Dataset items:
----------
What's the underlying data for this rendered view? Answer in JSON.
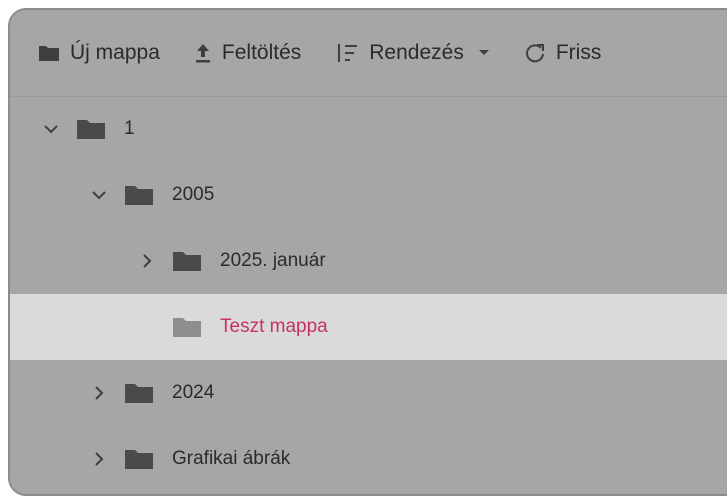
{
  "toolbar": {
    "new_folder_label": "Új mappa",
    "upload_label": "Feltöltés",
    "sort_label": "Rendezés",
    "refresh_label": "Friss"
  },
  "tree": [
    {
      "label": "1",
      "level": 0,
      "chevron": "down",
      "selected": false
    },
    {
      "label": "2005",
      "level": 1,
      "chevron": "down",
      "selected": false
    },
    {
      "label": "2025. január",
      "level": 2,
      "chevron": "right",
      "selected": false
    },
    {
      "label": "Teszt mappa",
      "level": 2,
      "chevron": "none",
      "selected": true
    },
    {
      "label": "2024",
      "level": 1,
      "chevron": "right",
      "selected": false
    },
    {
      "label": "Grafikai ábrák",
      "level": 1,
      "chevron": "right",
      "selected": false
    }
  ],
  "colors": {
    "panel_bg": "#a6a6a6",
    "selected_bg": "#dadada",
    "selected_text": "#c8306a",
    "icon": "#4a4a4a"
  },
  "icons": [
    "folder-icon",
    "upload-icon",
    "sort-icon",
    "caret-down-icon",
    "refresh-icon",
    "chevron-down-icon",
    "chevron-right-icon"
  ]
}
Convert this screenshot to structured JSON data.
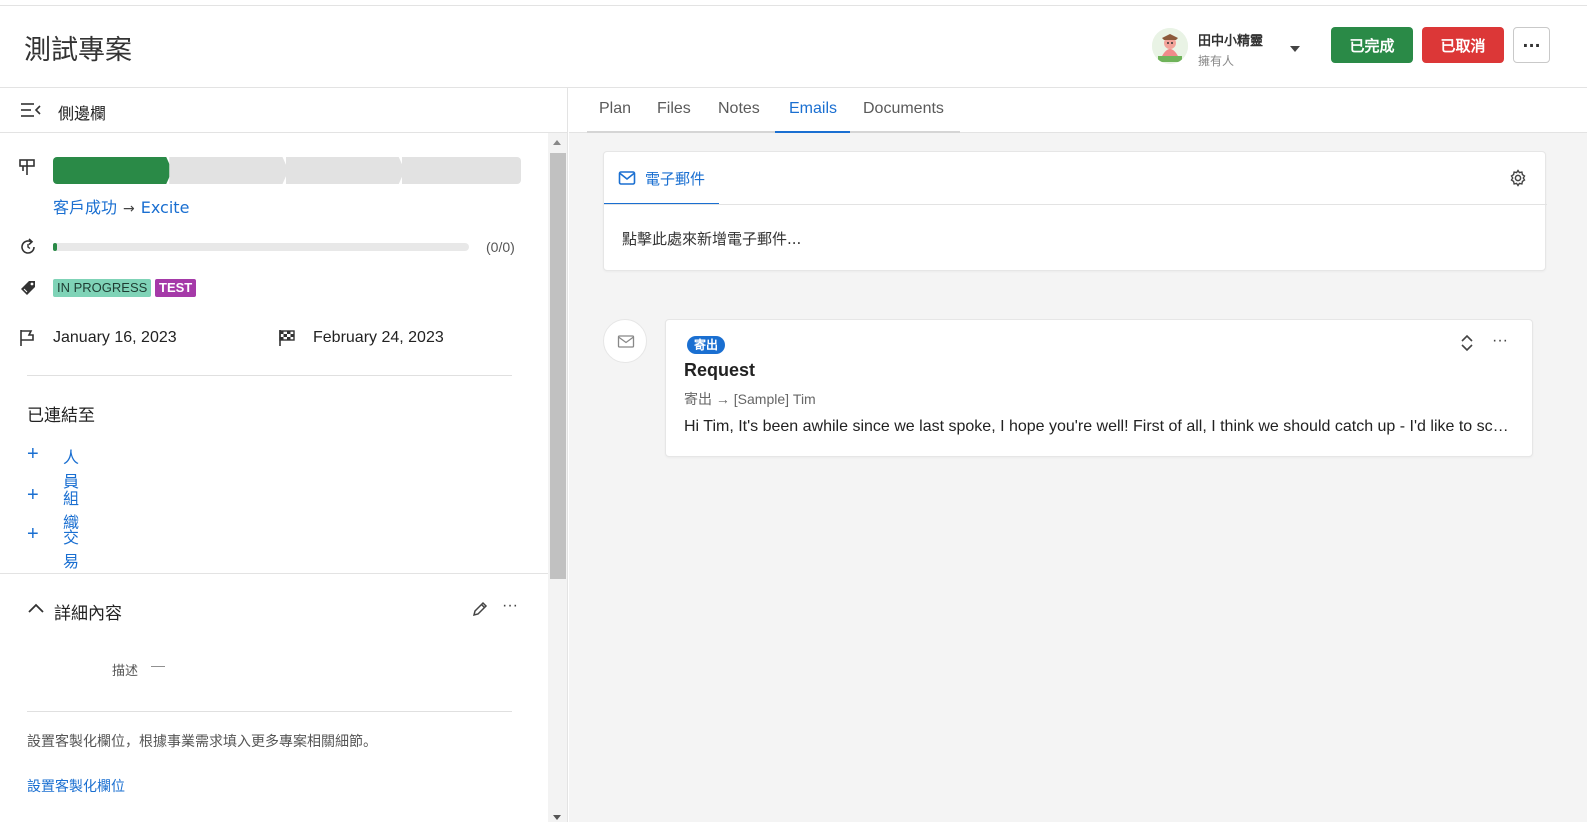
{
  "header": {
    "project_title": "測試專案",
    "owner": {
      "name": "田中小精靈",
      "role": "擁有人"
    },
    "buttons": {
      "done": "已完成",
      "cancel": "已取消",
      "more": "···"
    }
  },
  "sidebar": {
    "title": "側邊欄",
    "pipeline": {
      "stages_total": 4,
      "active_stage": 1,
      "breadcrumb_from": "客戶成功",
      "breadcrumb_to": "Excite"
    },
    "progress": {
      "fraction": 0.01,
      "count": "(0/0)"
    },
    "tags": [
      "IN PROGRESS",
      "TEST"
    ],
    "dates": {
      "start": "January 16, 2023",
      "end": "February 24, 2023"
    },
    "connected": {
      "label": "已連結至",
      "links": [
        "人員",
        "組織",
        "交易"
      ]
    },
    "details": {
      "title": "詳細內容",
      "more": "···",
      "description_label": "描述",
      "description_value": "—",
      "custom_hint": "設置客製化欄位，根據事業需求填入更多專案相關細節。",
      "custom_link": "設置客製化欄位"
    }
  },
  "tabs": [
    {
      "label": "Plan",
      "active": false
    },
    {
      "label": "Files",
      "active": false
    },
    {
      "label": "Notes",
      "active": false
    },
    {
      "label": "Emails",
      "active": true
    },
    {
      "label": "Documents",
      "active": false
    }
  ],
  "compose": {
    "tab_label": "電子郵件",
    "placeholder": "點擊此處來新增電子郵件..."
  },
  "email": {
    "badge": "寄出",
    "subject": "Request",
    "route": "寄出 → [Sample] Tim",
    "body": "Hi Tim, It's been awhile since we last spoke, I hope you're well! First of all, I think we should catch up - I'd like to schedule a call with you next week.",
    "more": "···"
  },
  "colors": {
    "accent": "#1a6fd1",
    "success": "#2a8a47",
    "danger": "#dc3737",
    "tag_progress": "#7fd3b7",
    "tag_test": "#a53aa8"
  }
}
----------
Requirements:
Repeat each entry precisely as it appears. Leave the pictures out.

The output:
What's the underlying data for this rendered view? Answer in JSON.
{
  "toolbar": {
    "new_folder_label": "Új mappa",
    "upload_label": "Feltöltés",
    "sort_label": "Rendezés",
    "refresh_label": "Friss"
  },
  "tree": [
    {
      "label": "1",
      "level": 0,
      "chevron": "down",
      "selected": false
    },
    {
      "label": "2005",
      "level": 1,
      "chevron": "down",
      "selected": false
    },
    {
      "label": "2025. január",
      "level": 2,
      "chevron": "right",
      "selected": false
    },
    {
      "label": "Teszt mappa",
      "level": 2,
      "chevron": "none",
      "selected": true
    },
    {
      "label": "2024",
      "level": 1,
      "chevron": "right",
      "selected": false
    },
    {
      "label": "Grafikai ábrák",
      "level": 1,
      "chevron": "right",
      "selected": false
    }
  ],
  "colors": {
    "panel_bg": "#a6a6a6",
    "selected_bg": "#dadada",
    "selected_text": "#c8306a",
    "icon": "#4a4a4a"
  },
  "icons": [
    "folder-icon",
    "upload-icon",
    "sort-icon",
    "caret-down-icon",
    "refresh-icon",
    "chevron-down-icon",
    "chevron-right-icon"
  ]
}
Convert this screenshot to structured JSON data.
{
  "header": {
    "project_title": "測試專案",
    "owner": {
      "name": "田中小精靈",
      "role": "擁有人"
    },
    "buttons": {
      "done": "已完成",
      "cancel": "已取消",
      "more": "···"
    }
  },
  "sidebar": {
    "title": "側邊欄",
    "pipeline": {
      "stages_total": 4,
      "active_stage": 1,
      "breadcrumb_from": "客戶成功",
      "breadcrumb_to": "Excite"
    },
    "progress": {
      "fraction": 0.01,
      "count": "(0/0)"
    },
    "tags": [
      "IN PROGRESS",
      "TEST"
    ],
    "dates": {
      "start": "January 16, 2023",
      "end": "February 24, 2023"
    },
    "connected": {
      "label": "已連結至",
      "links": [
        "人員",
        "組織",
        "交易"
      ]
    },
    "details": {
      "title": "詳細內容",
      "more": "···",
      "description_label": "描述",
      "description_value": "—",
      "custom_hint": "設置客製化欄位，根據事業需求填入更多專案相關細節。",
      "custom_link": "設置客製化欄位"
    }
  },
  "tabs": [
    {
      "label": "Plan",
      "active": false
    },
    {
      "label": "Files",
      "active": false
    },
    {
      "label": "Notes",
      "active": false
    },
    {
      "label": "Emails",
      "active": true
    },
    {
      "label": "Documents",
      "active": false
    }
  ],
  "compose": {
    "tab_label": "電子郵件",
    "placeholder": "點擊此處來新增電子郵件..."
  },
  "email": {
    "badge": "寄出",
    "subject": "Request",
    "route": "寄出 → [Sample] Tim",
    "body": "Hi Tim, It's been awhile since we last spoke, I hope you're well! First of all, I think we should catch up - I'd like to schedule a call with you next week.",
    "more": "···"
  },
  "colors": {
    "accent": "#1a6fd1",
    "success": "#2a8a47",
    "danger": "#dc3737",
    "tag_progress": "#7fd3b7",
    "tag_test": "#a53aa8"
  }
}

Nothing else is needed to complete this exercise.